- YOUR OBJECTIVE -
Output all of the records exactly as written.

- SUPPLIED DATA -

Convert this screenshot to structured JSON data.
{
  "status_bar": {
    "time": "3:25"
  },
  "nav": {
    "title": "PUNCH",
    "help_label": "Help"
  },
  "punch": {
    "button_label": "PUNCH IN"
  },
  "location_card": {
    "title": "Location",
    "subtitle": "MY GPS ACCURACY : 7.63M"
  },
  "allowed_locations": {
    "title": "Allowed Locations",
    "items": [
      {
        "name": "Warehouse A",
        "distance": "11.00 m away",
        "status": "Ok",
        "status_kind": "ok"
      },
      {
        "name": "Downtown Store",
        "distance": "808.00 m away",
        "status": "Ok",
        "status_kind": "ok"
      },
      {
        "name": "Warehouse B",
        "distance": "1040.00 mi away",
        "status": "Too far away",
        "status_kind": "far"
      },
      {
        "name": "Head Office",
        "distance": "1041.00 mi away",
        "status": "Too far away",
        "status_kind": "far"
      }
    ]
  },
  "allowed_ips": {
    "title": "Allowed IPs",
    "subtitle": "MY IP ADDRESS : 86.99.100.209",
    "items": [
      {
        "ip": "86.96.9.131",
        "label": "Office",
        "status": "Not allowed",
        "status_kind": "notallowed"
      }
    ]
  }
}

- WRITTEN SOLUTION -
Convert this screenshot to structured JSON data.
{
  "status_bar": {
    "time": "3:25"
  },
  "nav": {
    "title": "PUNCH",
    "help_label": "Help"
  },
  "punch": {
    "button_label": "PUNCH IN"
  },
  "location_card": {
    "title": "Location",
    "subtitle": "MY GPS ACCURACY : 7.63M"
  },
  "allowed_locations": {
    "title": "Allowed Locations",
    "items": [
      {
        "name": "Warehouse A",
        "distance": "11.00 m away",
        "status": "Ok",
        "status_kind": "ok"
      },
      {
        "name": "Downtown Store",
        "distance": "808.00 m away",
        "status": "Ok",
        "status_kind": "ok"
      },
      {
        "name": "Warehouse B",
        "distance": "1040.00 mi away",
        "status": "Too far away",
        "status_kind": "far"
      },
      {
        "name": "Head Office",
        "distance": "1041.00 mi away",
        "status": "Too far away",
        "status_kind": "far"
      }
    ]
  },
  "allowed_ips": {
    "title": "Allowed IPs",
    "subtitle": "MY IP ADDRESS : 86.99.100.209",
    "items": [
      {
        "ip": "86.96.9.131",
        "label": "Office",
        "status": "Not allowed",
        "status_kind": "notallowed"
      }
    ]
  }
}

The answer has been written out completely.